Written problem: Search the listing for "name" and copy every line where it appears.

Collected data
* * * * * * * * *

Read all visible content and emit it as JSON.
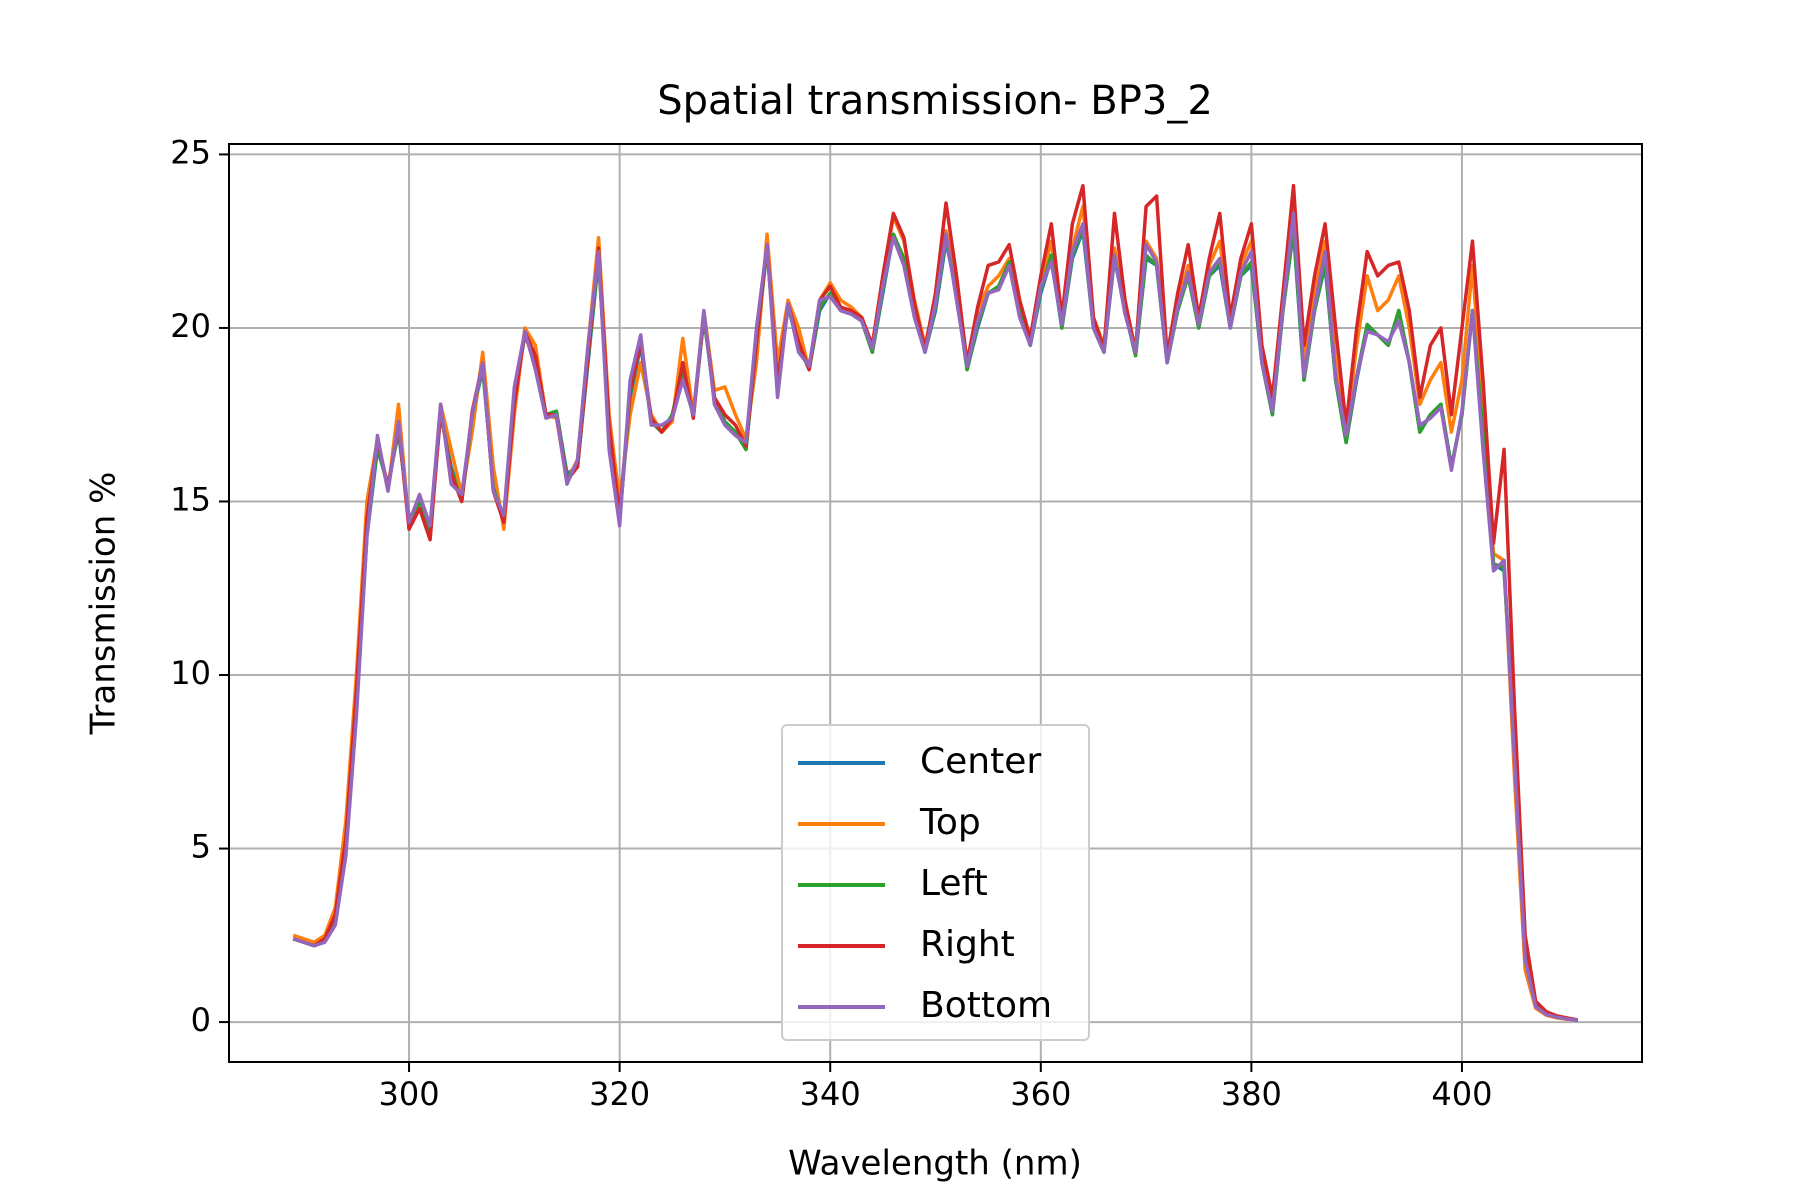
{
  "chart_data": {
    "type": "line",
    "title": "Spatial transmission- BP3_2",
    "x_label": "Wavelength (nm)",
    "y_label": "Transmission %",
    "x": [
      289,
      290,
      291,
      292,
      293,
      294,
      295,
      296,
      297,
      298,
      299,
      300,
      301,
      302,
      303,
      304,
      305,
      306,
      307,
      308,
      309,
      310,
      311,
      312,
      313,
      314,
      315,
      316,
      317,
      318,
      319,
      320,
      321,
      322,
      323,
      324,
      325,
      326,
      327,
      328,
      329,
      330,
      331,
      332,
      333,
      334,
      335,
      336,
      337,
      338,
      339,
      340,
      341,
      342,
      343,
      344,
      345,
      346,
      347,
      348,
      349,
      350,
      351,
      352,
      353,
      354,
      355,
      356,
      357,
      358,
      359,
      360,
      361,
      362,
      363,
      364,
      365,
      366,
      367,
      368,
      369,
      370,
      371,
      372,
      373,
      374,
      375,
      376,
      377,
      378,
      379,
      380,
      381,
      382,
      383,
      384,
      385,
      386,
      387,
      388,
      389,
      390,
      391,
      392,
      393,
      394,
      395,
      396,
      397,
      398,
      399,
      400,
      401,
      402,
      403,
      404,
      405,
      406,
      407,
      408,
      409,
      410,
      411
    ],
    "series": [
      {
        "name": "Center",
        "color": "#1f77b4",
        "values": [
          2.4,
          2.3,
          2.2,
          2.4,
          3.0,
          5.0,
          9.0,
          14.0,
          16.5,
          15.5,
          17.0,
          14.5,
          15.0,
          14.2,
          17.5,
          16.0,
          15.0,
          17.5,
          18.8,
          15.5,
          14.5,
          18.0,
          19.8,
          19.0,
          17.5,
          17.6,
          15.8,
          16.0,
          19.0,
          22.0,
          17.0,
          14.5,
          18.0,
          19.5,
          17.3,
          17.0,
          17.5,
          18.8,
          17.5,
          20.3,
          18.0,
          17.3,
          17.0,
          16.5,
          19.5,
          22.3,
          18.5,
          20.6,
          19.5,
          18.8,
          20.5,
          21.0,
          20.5,
          20.4,
          20.2,
          19.3,
          21.0,
          22.7,
          22.0,
          20.5,
          19.3,
          20.5,
          22.5,
          21.0,
          18.8,
          20.0,
          21.0,
          21.2,
          21.9,
          20.5,
          19.5,
          21.0,
          22.0,
          20.0,
          22.0,
          22.8,
          20.0,
          19.3,
          22.0,
          20.5,
          19.2,
          22.0,
          21.8,
          19.0,
          20.5,
          21.5,
          20.0,
          21.5,
          21.8,
          20.0,
          21.5,
          21.8,
          19.0,
          17.5,
          20.5,
          22.8,
          18.5,
          20.5,
          21.8,
          18.5,
          16.7,
          18.5,
          20.0,
          19.8,
          19.5,
          20.5,
          19.0,
          17.0,
          17.5,
          17.8,
          16.0,
          17.5,
          20.5,
          17.0,
          13.2,
          13.0,
          8.0,
          2.0,
          0.5,
          0.25,
          0.15,
          0.1,
          0.05
        ]
      },
      {
        "name": "Top",
        "color": "#ff7f0e",
        "values": [
          2.5,
          2.4,
          2.3,
          2.5,
          3.3,
          5.8,
          10.0,
          15.0,
          16.8,
          15.3,
          17.8,
          14.3,
          14.8,
          14.0,
          17.8,
          16.5,
          15.2,
          17.0,
          19.3,
          16.0,
          14.2,
          17.5,
          20.0,
          19.5,
          17.5,
          17.4,
          15.6,
          16.2,
          19.5,
          22.6,
          17.5,
          15.0,
          17.5,
          19.0,
          17.5,
          17.0,
          17.3,
          19.7,
          17.5,
          20.5,
          18.2,
          18.3,
          17.5,
          16.8,
          19.0,
          22.7,
          19.0,
          20.8,
          20.0,
          18.8,
          20.8,
          21.3,
          20.8,
          20.6,
          20.3,
          19.5,
          21.5,
          23.2,
          22.5,
          20.8,
          19.5,
          20.8,
          22.8,
          21.3,
          19.0,
          20.5,
          21.2,
          21.5,
          22.0,
          20.7,
          19.7,
          21.3,
          22.5,
          20.2,
          22.3,
          23.5,
          20.3,
          19.5,
          22.3,
          20.7,
          19.4,
          22.5,
          22.0,
          19.2,
          20.8,
          21.8,
          20.3,
          21.8,
          22.5,
          20.2,
          21.8,
          22.5,
          19.3,
          17.8,
          20.8,
          23.5,
          19.0,
          21.0,
          22.5,
          19.0,
          17.0,
          19.5,
          21.5,
          20.5,
          20.8,
          21.5,
          20.0,
          17.8,
          18.5,
          19.0,
          17.0,
          18.5,
          21.8,
          17.5,
          13.5,
          13.3,
          7.0,
          1.5,
          0.4,
          0.2,
          0.12,
          0.08,
          0.05
        ]
      },
      {
        "name": "Left",
        "color": "#2ca02c",
        "values": [
          2.4,
          2.3,
          2.2,
          2.4,
          3.0,
          5.1,
          9.1,
          14.1,
          16.6,
          15.4,
          17.1,
          14.4,
          15.0,
          14.2,
          17.6,
          15.9,
          15.0,
          17.5,
          18.9,
          15.4,
          14.5,
          18.1,
          19.8,
          19.0,
          17.5,
          17.6,
          15.7,
          16.0,
          19.1,
          22.1,
          16.9,
          14.5,
          18.1,
          19.6,
          17.3,
          17.0,
          17.5,
          18.8,
          17.5,
          20.3,
          18.0,
          17.3,
          17.0,
          16.5,
          19.6,
          22.3,
          18.4,
          20.6,
          19.5,
          18.8,
          20.6,
          21.0,
          20.5,
          20.4,
          20.2,
          19.3,
          21.1,
          22.7,
          22.0,
          20.5,
          19.3,
          20.6,
          22.6,
          21.0,
          18.8,
          20.1,
          21.0,
          21.2,
          21.9,
          20.5,
          19.5,
          21.1,
          22.1,
          20.0,
          22.1,
          22.9,
          20.0,
          19.3,
          22.1,
          20.5,
          19.2,
          22.1,
          21.8,
          19.0,
          20.5,
          21.5,
          20.0,
          21.5,
          21.9,
          20.0,
          21.5,
          21.9,
          19.0,
          17.5,
          20.5,
          22.9,
          18.5,
          20.5,
          21.9,
          18.5,
          16.7,
          18.6,
          20.1,
          19.8,
          19.5,
          20.5,
          19.0,
          17.0,
          17.5,
          17.8,
          16.0,
          17.5,
          20.5,
          17.0,
          13.2,
          13.1,
          8.0,
          2.0,
          0.5,
          0.25,
          0.15,
          0.1,
          0.05
        ]
      },
      {
        "name": "Right",
        "color": "#d62728",
        "values": [
          2.4,
          2.3,
          2.2,
          2.4,
          3.1,
          5.3,
          9.5,
          14.5,
          16.8,
          15.4,
          17.2,
          14.2,
          14.8,
          13.9,
          17.6,
          15.8,
          15.0,
          17.6,
          19.0,
          15.3,
          14.4,
          17.8,
          19.9,
          19.2,
          17.5,
          17.5,
          15.6,
          16.0,
          19.2,
          22.3,
          17.2,
          14.6,
          18.2,
          19.6,
          17.4,
          17.0,
          17.4,
          19.0,
          17.4,
          20.4,
          18.0,
          17.5,
          17.2,
          16.6,
          19.6,
          22.4,
          18.4,
          20.7,
          19.6,
          18.8,
          20.8,
          21.2,
          20.6,
          20.5,
          20.3,
          19.5,
          21.5,
          23.3,
          22.6,
          20.7,
          19.4,
          21.0,
          23.6,
          21.5,
          19.0,
          20.6,
          21.8,
          21.9,
          22.4,
          20.8,
          19.7,
          21.5,
          23.0,
          20.3,
          23.0,
          24.1,
          20.3,
          19.4,
          23.3,
          20.8,
          19.3,
          23.5,
          23.8,
          19.2,
          21.0,
          22.4,
          20.3,
          22.0,
          23.3,
          20.3,
          22.0,
          23.0,
          19.5,
          18.0,
          21.0,
          24.1,
          19.5,
          21.5,
          23.0,
          20.0,
          17.2,
          20.0,
          22.2,
          21.5,
          21.8,
          21.9,
          20.5,
          18.0,
          19.5,
          20.0,
          17.5,
          20.0,
          22.5,
          18.5,
          13.8,
          16.5,
          9.0,
          2.5,
          0.6,
          0.3,
          0.18,
          0.12,
          0.06
        ]
      },
      {
        "name": "Bottom",
        "color": "#9467bd",
        "values": [
          2.4,
          2.3,
          2.2,
          2.3,
          2.8,
          4.8,
          8.8,
          14.0,
          16.9,
          15.3,
          17.3,
          14.4,
          15.2,
          14.3,
          17.8,
          15.5,
          15.2,
          17.5,
          19.0,
          15.3,
          14.6,
          18.3,
          19.9,
          18.8,
          17.4,
          17.5,
          15.5,
          16.2,
          19.5,
          22.2,
          16.5,
          14.3,
          18.5,
          19.8,
          17.2,
          17.2,
          17.4,
          18.5,
          17.5,
          20.5,
          17.8,
          17.2,
          16.9,
          16.7,
          20.0,
          22.4,
          18.0,
          20.7,
          19.3,
          18.9,
          20.8,
          20.9,
          20.5,
          20.4,
          20.2,
          19.4,
          21.2,
          22.6,
          21.8,
          20.3,
          19.3,
          20.7,
          22.7,
          20.8,
          18.9,
          20.2,
          21.0,
          21.1,
          21.8,
          20.3,
          19.5,
          21.2,
          21.9,
          20.1,
          22.2,
          23.0,
          20.0,
          19.3,
          22.1,
          20.4,
          19.3,
          22.4,
          21.9,
          19.0,
          20.6,
          21.6,
          20.1,
          21.6,
          22.0,
          20.0,
          21.6,
          22.2,
          19.0,
          17.6,
          20.6,
          23.3,
          18.6,
          20.6,
          22.2,
          18.6,
          16.9,
          18.6,
          19.9,
          19.8,
          19.6,
          20.2,
          19.0,
          17.2,
          17.4,
          17.7,
          15.9,
          17.6,
          20.5,
          16.5,
          13.0,
          13.3,
          7.5,
          1.8,
          0.45,
          0.22,
          0.14,
          0.09,
          0.05
        ]
      }
    ],
    "xlim": [
      282.9,
      417.1
    ],
    "xticks": [
      300,
      320,
      340,
      360,
      380,
      400
    ],
    "ylim": [
      -1.15,
      25.3
    ],
    "yticks": [
      0,
      5,
      10,
      15,
      20,
      25
    ],
    "grid": true,
    "legend": "lower center"
  }
}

* * * * * * * * *

Exercise result:
        "name": "Center",
        "name": "Top",
        "name": "Left",
        "name": "Right",
        "name": "Bottom",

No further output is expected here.